[Opening Exercise text section]

Put another way: whereas ethics could at one time stand independently of a political organization (although not of collective obligations), in a secular state it presupposes a specific political realm—representative democracy, citizenship, law and order, civil liberties, and so on. For only where there is this public realm can personal ethics become constituted as sovereign and be closely linked to a personally chosen style of life—that is, to an aesthetic.
A secular state is not one characterized by religious indifference, or rational ethics—or political toleration. It is a complex arrangement of legal reasoning, moral practice, and political authority. This arrangement is not the simple outcome of the struggle of secular reason against the despotism of religious authority. We do not understand the arrangements I have tried to describe if we begin with the common assumption that the essence of secularism is the protection of civil freedoms from the tyranny of religious discourse, that religious discourse seeks always to end discussion and secularism to create the conditions for its flourishing.
One of the many merits of Johansens account of classical Islamic law is his demonstration that the sharia is a field of debate and dissent in which the distinction between certainty and probability is pivotal, and that this law has evolved in the context of changing social circumstances and arguments. But just as important is his implicit suggestion that the authoritative closure of a debate is not necessarily a sign of discursive failure, that it indicates a different kind of discursive performance altogether—the carrying out of legal judgment. For legal judgment is not confined to the cognitive domain of truth, to a recognition of transcendent rules; it is also central to the practical domain of punishment and pain.

[Closing Exercise text section]

### [Required tasks]
A: In the passage on the secular state, what does a secular state consist of?
B: Extend the passage on the secular state and religious law, picking up right after its final sentence.

[Opening Information section]

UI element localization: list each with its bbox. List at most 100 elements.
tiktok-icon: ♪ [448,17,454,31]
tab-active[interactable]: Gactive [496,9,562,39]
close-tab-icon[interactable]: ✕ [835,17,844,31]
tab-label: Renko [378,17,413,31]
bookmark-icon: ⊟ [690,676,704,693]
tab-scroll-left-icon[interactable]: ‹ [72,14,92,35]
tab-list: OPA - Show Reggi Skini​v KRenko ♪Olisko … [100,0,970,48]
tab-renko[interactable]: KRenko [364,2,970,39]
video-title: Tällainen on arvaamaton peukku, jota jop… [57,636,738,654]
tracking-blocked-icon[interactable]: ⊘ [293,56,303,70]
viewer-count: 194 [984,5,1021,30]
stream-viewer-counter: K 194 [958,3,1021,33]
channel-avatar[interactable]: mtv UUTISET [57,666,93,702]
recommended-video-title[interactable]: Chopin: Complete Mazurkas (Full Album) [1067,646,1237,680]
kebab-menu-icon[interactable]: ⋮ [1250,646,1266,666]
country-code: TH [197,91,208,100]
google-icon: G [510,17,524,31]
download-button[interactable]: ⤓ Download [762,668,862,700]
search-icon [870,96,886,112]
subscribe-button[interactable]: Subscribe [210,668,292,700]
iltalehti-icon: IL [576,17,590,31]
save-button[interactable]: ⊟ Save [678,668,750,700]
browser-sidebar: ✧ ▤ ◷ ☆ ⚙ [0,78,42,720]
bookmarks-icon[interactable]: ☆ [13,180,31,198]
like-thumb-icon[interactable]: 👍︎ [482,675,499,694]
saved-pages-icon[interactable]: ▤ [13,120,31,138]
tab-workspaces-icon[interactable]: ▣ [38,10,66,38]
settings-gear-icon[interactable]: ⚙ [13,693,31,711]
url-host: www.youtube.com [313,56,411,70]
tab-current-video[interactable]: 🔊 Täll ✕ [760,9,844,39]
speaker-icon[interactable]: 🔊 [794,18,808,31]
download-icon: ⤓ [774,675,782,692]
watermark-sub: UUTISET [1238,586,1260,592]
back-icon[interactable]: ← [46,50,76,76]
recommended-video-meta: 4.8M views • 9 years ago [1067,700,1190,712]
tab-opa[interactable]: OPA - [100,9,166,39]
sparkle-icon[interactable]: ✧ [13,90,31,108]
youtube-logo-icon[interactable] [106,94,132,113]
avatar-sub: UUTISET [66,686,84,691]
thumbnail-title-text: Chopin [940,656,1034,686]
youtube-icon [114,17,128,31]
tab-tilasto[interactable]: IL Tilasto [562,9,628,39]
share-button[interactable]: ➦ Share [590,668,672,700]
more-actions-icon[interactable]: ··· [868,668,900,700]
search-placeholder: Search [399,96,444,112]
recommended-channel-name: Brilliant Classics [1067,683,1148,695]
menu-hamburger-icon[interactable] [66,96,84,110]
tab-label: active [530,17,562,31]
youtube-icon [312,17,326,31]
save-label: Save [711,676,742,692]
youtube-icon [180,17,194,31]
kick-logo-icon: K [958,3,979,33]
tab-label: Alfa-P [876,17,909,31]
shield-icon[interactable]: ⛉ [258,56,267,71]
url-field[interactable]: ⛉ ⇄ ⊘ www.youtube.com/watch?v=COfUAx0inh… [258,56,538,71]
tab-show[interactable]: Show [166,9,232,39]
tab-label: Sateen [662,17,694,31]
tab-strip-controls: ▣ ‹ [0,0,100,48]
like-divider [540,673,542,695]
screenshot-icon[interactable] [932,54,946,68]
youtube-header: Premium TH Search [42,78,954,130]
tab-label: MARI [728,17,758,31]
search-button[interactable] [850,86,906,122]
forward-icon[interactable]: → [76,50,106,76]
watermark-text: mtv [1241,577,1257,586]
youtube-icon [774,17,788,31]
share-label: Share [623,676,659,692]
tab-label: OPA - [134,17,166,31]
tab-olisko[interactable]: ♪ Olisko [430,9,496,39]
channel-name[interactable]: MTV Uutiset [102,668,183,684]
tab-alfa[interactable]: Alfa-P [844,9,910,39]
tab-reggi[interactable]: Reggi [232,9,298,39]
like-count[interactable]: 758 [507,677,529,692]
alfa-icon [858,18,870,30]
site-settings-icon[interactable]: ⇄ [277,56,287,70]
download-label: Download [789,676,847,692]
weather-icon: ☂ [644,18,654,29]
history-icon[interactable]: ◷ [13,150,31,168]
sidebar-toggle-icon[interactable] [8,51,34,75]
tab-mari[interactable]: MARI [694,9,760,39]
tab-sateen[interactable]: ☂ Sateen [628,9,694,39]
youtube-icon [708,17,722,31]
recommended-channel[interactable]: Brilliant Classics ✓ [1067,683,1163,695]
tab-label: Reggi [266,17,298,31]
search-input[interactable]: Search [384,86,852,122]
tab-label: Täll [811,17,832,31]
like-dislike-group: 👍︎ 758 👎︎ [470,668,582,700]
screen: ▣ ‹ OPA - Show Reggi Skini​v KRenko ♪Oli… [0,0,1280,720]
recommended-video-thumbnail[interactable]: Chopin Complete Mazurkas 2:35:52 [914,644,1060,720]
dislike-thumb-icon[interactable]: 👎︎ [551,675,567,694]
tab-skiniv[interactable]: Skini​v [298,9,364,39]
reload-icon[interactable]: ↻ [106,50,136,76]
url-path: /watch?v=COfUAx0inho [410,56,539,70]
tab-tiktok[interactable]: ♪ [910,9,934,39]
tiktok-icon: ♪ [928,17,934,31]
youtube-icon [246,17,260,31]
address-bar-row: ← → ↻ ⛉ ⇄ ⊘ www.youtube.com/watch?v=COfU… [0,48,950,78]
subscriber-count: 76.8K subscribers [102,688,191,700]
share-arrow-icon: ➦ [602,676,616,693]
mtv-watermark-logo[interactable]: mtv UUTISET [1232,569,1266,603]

[Closing Information section]

### [Expected responses]
A: A complex arrangement of legal reasoning, moral practice, and political authority.

B:
The judicial process is an institution integral to every kind of state, and it is always based on coercion. In order to understand “secularism” I therefore did not begin with an a priori definition of that concept (“the universal principles of freedom and toleration” or “a particular cultural import from the West”). I tried to look at aspects of shari a reform as both the precondition and the consequence of secular processes of power. For the law always facilitates or obstructs different forms of life by force, responds to different kinds of sensibility, and authorizes different patterns of pain and suffering. It defines, or (as in the present moment of genetic and cognitive revolutions) tries to redefine the concept of the human—and so to protect the rights that belong essentially to the human and the damage that can be done to his or her essence. And it punishes transgressions (of commission and omission) by the exercise of violence.